(Dataset excerpts)

--------------------------------------------------

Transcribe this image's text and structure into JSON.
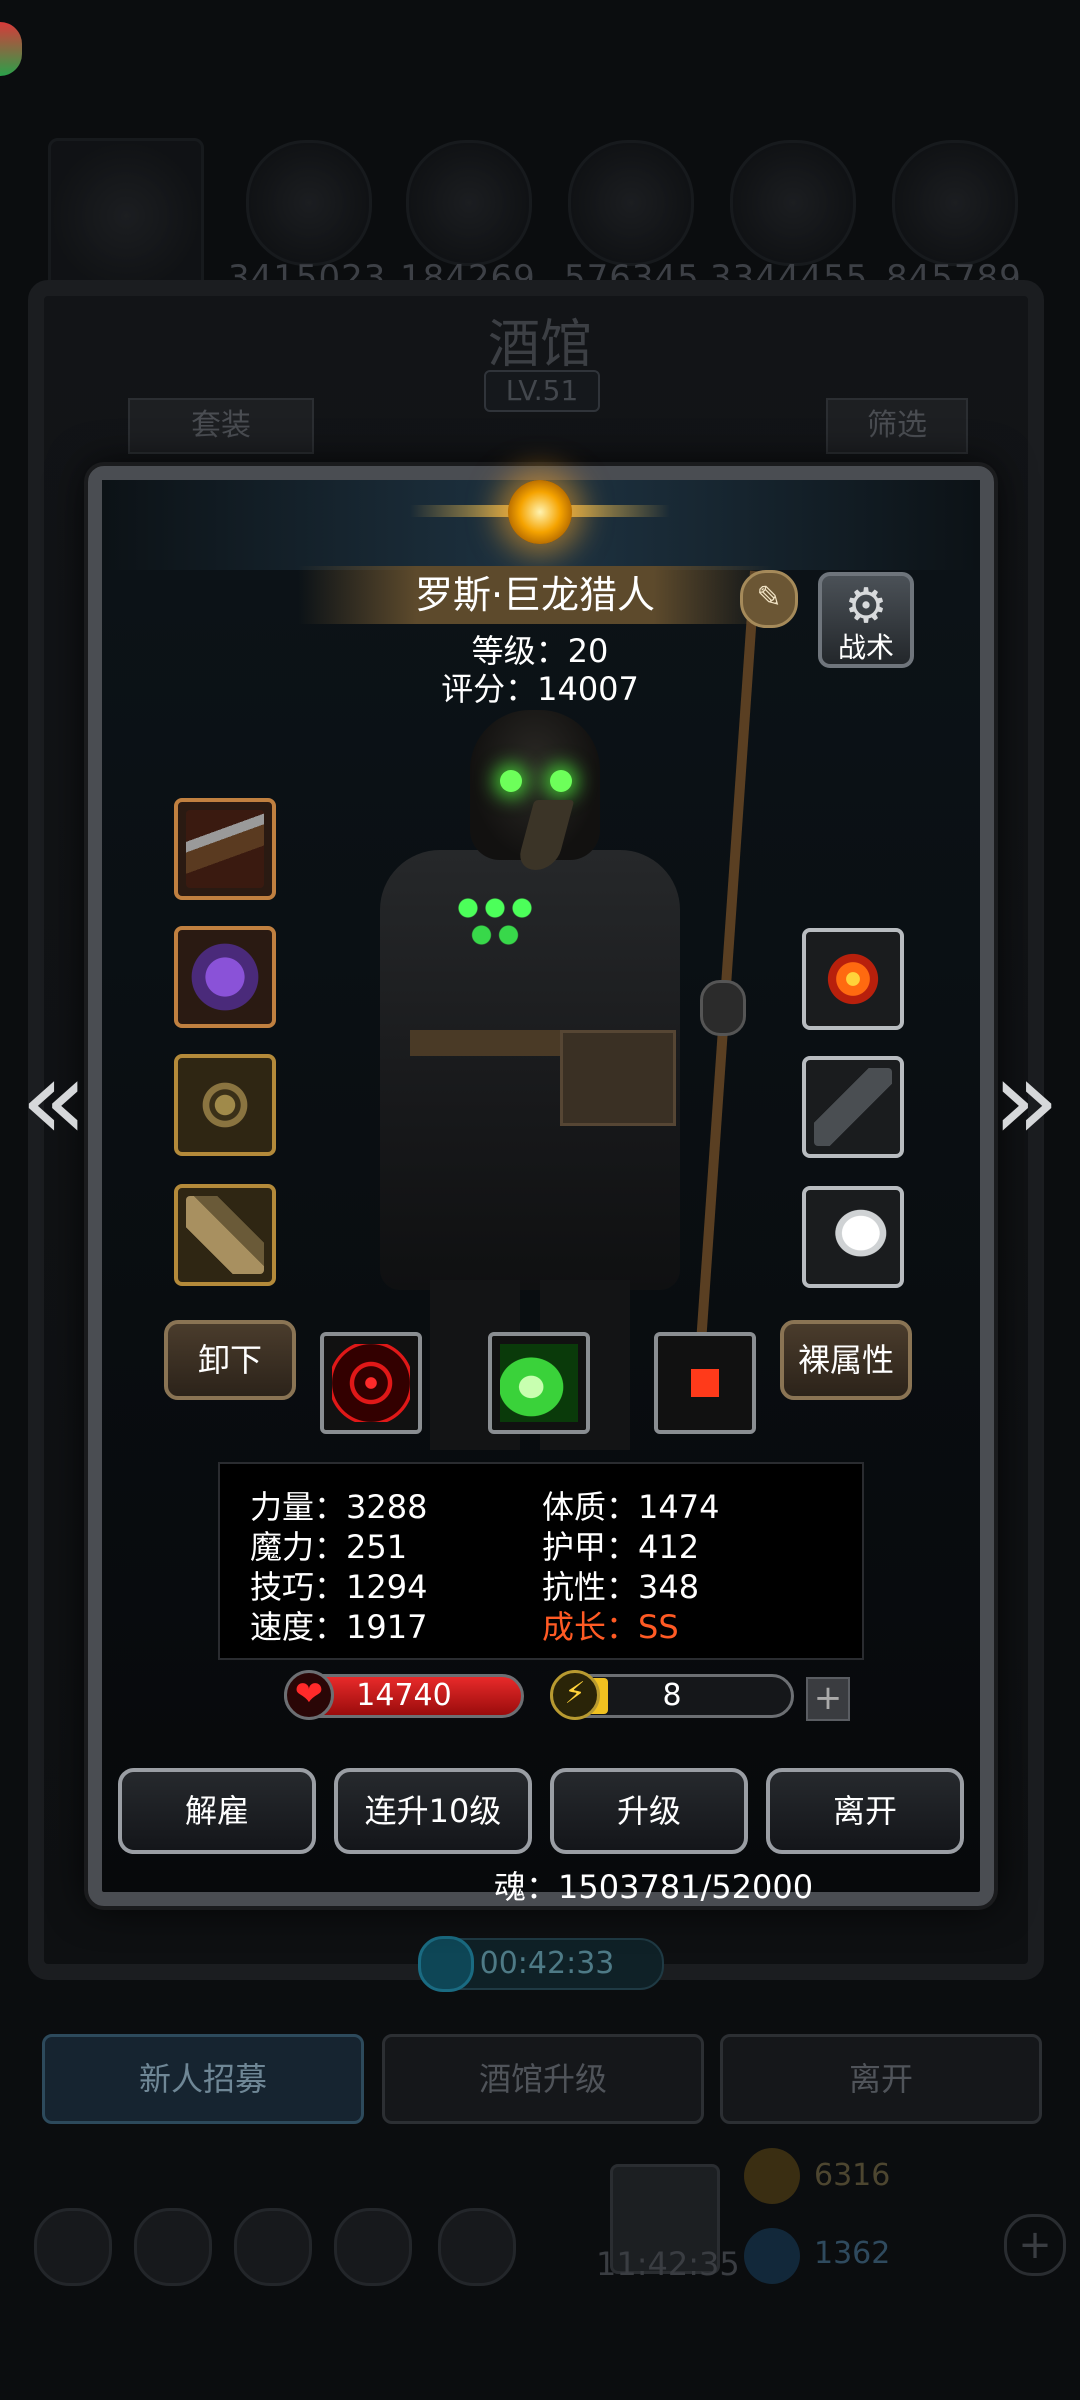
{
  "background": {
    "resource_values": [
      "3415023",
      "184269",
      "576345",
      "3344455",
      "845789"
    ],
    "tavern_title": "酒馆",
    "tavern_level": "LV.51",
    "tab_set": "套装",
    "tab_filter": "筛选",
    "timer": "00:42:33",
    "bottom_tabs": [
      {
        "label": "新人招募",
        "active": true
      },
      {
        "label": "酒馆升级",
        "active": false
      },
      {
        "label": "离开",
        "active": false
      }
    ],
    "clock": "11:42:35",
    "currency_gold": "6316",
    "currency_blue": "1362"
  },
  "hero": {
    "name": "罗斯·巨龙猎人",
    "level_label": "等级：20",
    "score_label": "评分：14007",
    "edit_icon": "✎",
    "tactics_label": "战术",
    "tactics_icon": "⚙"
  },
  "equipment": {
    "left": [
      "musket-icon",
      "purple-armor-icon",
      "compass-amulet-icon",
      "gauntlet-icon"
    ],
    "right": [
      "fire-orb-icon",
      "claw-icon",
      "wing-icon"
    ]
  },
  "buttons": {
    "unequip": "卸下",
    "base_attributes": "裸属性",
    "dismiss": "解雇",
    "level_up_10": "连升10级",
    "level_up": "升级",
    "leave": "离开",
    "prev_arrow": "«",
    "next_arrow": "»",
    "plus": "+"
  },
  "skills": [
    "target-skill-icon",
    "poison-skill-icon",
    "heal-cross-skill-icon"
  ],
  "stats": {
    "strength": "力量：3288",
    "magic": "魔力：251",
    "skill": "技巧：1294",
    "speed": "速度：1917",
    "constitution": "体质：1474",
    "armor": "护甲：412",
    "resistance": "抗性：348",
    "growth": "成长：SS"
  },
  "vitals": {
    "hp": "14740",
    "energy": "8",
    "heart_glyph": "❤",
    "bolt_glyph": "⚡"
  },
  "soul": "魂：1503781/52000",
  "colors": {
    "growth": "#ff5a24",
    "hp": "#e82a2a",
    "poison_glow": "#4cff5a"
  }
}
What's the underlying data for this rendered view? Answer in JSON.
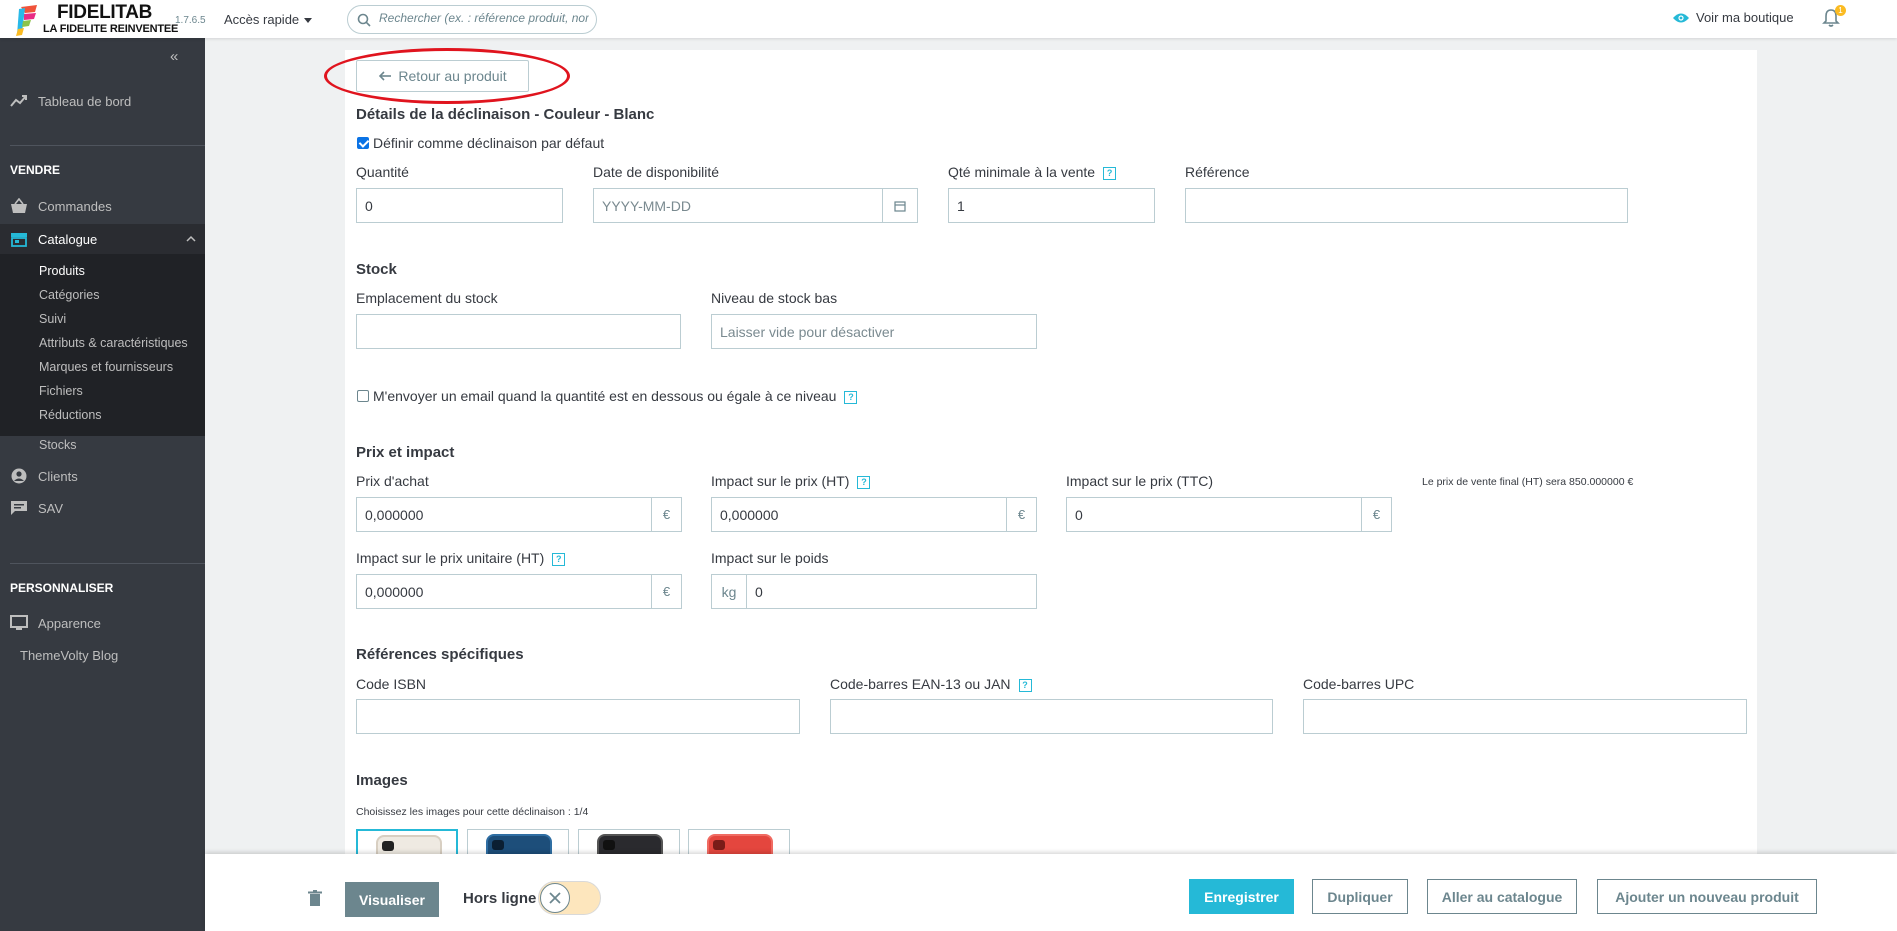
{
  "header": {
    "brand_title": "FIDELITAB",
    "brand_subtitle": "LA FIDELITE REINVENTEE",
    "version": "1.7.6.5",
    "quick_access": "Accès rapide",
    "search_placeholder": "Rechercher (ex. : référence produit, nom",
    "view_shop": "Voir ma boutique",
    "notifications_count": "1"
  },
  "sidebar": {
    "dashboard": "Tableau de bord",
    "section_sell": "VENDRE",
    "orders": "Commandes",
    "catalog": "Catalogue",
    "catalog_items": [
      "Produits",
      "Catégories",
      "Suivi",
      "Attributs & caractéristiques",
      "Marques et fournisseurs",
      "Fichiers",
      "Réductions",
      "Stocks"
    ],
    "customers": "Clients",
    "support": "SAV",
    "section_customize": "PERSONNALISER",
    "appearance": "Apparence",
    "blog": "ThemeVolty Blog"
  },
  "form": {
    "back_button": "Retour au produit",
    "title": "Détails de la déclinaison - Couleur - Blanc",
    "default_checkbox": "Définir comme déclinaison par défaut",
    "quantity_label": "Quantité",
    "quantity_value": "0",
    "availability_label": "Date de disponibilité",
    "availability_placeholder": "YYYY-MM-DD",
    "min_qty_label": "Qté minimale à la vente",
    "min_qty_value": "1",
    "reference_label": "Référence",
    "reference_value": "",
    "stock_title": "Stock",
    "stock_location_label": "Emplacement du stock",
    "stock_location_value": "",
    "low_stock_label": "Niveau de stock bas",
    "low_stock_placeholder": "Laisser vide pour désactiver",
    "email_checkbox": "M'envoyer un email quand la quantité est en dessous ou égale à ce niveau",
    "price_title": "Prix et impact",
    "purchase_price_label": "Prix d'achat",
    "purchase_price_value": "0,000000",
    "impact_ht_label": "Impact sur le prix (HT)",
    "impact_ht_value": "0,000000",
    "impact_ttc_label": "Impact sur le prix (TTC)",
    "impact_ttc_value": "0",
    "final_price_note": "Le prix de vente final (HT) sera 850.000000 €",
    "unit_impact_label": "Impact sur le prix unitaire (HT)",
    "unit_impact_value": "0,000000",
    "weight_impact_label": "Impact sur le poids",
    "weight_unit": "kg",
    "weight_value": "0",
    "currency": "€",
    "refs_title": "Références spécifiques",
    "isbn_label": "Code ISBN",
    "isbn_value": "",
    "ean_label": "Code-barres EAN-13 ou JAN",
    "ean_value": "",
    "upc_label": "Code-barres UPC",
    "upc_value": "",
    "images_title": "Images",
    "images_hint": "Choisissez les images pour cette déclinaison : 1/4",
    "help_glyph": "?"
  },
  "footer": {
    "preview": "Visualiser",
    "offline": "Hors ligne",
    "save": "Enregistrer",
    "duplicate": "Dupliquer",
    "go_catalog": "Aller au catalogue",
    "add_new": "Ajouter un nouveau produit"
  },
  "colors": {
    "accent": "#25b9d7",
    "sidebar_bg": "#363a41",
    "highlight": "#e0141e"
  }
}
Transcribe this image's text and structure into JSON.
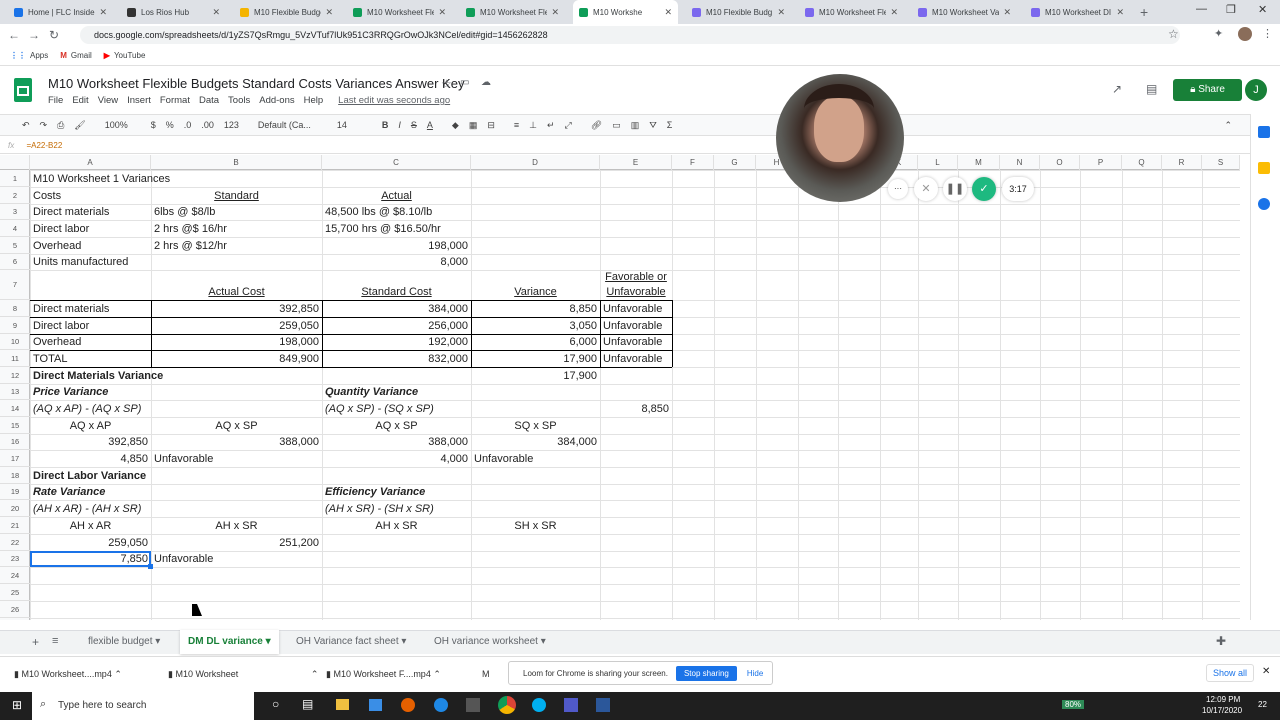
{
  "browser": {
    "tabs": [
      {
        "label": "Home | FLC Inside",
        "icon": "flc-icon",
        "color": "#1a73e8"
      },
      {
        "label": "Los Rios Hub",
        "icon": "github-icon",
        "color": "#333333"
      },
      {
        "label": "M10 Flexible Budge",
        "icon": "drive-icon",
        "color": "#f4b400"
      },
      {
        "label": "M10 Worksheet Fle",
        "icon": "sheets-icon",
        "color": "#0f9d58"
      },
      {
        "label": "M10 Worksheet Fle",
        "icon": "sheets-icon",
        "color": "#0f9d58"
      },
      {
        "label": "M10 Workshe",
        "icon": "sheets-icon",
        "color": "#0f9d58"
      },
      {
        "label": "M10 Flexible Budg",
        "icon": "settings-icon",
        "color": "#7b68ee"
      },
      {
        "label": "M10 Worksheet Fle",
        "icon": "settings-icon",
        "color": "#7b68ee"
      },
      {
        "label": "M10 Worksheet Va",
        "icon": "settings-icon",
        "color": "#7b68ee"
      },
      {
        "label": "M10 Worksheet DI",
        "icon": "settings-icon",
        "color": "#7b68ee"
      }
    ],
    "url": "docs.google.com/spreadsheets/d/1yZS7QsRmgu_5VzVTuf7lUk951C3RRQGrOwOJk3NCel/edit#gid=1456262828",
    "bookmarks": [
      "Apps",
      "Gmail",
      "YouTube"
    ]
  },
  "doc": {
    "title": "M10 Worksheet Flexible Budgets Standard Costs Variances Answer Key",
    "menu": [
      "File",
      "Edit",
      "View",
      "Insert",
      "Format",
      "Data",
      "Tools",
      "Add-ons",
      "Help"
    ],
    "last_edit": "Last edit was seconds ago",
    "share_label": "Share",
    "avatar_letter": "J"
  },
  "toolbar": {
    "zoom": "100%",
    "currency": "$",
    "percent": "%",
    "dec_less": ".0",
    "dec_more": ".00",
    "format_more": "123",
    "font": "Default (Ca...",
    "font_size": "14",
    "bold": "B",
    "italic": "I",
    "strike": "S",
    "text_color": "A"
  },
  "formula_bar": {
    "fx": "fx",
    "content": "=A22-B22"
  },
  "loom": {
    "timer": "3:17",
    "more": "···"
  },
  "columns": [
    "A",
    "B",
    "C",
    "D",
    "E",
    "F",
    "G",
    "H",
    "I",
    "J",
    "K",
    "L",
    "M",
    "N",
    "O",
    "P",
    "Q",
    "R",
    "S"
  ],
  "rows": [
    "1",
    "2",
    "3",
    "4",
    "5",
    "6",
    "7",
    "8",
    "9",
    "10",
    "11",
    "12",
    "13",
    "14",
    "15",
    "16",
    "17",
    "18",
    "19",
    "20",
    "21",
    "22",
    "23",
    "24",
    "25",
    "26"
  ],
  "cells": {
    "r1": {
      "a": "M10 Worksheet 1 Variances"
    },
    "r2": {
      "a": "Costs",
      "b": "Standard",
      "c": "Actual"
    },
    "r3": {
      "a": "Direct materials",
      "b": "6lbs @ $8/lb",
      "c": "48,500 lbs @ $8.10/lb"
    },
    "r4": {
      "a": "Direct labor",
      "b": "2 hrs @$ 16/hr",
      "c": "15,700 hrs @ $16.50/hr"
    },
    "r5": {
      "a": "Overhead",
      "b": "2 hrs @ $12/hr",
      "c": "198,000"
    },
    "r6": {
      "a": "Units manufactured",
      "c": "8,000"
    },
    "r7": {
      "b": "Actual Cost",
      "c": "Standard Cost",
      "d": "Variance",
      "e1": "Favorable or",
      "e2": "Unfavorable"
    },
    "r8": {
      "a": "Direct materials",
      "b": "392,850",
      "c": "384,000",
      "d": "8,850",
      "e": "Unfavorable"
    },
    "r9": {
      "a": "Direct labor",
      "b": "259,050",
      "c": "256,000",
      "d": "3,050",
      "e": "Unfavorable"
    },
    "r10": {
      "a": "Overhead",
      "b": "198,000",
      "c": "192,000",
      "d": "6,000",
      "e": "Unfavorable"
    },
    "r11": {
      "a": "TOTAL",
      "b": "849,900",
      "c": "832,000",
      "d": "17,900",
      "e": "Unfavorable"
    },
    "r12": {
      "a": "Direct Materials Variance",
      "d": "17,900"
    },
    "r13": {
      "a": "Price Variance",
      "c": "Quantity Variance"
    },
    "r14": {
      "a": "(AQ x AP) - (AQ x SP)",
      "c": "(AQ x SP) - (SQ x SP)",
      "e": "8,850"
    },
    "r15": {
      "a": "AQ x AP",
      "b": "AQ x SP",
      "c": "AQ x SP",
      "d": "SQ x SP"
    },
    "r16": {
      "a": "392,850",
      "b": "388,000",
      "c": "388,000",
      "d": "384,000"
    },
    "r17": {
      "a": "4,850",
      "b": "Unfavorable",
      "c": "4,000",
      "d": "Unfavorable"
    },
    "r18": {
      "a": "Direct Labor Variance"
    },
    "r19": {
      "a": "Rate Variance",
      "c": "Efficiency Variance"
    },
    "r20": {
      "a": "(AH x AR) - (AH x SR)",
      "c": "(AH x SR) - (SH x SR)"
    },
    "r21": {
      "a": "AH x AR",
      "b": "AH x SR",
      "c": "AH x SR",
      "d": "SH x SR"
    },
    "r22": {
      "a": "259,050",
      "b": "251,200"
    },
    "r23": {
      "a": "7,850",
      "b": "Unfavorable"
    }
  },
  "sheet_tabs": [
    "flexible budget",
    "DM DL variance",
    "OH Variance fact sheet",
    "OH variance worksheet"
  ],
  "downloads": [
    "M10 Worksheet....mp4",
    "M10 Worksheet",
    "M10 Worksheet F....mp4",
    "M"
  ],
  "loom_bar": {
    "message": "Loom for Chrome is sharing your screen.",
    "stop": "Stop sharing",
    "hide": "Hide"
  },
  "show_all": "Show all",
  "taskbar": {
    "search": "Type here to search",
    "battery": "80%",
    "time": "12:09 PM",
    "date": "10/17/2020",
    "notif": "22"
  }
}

--------------------------------------------------

__GIVEN EXERCISE__
Gather each line from the listing above that holds "barres".

__PROBLEM SOLUTION__
    "ean_label": "Code-barres EAN-13 ou JAN",
    "upc_label": "Code-barres UPC",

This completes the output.